Stated problem →
The records that follow must be reproduced in full, exactly as written.

*** Data for this exercise

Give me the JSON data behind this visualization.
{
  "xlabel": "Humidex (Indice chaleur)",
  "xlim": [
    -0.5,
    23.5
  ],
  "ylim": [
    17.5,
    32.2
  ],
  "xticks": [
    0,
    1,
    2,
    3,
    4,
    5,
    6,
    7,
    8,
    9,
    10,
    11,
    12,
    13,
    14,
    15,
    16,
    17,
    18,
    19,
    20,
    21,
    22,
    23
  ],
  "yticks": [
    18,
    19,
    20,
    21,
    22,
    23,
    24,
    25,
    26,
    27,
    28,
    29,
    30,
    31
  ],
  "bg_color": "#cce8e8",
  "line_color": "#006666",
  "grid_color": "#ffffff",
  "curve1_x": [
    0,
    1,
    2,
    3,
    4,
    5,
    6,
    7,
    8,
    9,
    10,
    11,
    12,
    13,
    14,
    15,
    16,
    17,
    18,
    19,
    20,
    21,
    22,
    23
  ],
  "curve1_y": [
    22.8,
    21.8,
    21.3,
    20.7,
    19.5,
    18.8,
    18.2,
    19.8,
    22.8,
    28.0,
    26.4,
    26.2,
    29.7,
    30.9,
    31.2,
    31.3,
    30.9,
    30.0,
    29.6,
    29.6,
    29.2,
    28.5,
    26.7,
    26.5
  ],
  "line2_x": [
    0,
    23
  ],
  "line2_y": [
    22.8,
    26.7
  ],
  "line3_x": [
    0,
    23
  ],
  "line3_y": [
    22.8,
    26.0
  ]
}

******

Reply →
Give me the JSON data behind this visualization.
{
  "xlabel": "Humidex (Indice chaleur)",
  "xlim": [
    -0.5,
    23.5
  ],
  "ylim": [
    17.5,
    32.2
  ],
  "xticks": [
    0,
    1,
    2,
    3,
    4,
    5,
    6,
    7,
    8,
    9,
    10,
    11,
    12,
    13,
    14,
    15,
    16,
    17,
    18,
    19,
    20,
    21,
    22,
    23
  ],
  "yticks": [
    18,
    19,
    20,
    21,
    22,
    23,
    24,
    25,
    26,
    27,
    28,
    29,
    30,
    31
  ],
  "bg_color": "#cce8e8",
  "line_color": "#006666",
  "grid_color": "#ffffff",
  "curve1_x": [
    0,
    1,
    2,
    3,
    4,
    5,
    6,
    7,
    8,
    9,
    10,
    11,
    12,
    13,
    14,
    15,
    16,
    17,
    18,
    19,
    20,
    21,
    22,
    23
  ],
  "curve1_y": [
    22.8,
    21.8,
    21.3,
    20.7,
    19.5,
    18.8,
    18.2,
    19.8,
    22.8,
    28.0,
    26.4,
    26.2,
    29.7,
    30.9,
    31.2,
    31.3,
    30.9,
    30.0,
    29.6,
    29.6,
    29.2,
    28.5,
    26.7,
    26.5
  ],
  "line2_x": [
    0,
    23
  ],
  "line2_y": [
    22.8,
    26.7
  ],
  "line3_x": [
    0,
    23
  ],
  "line3_y": [
    22.8,
    26.0
  ]
}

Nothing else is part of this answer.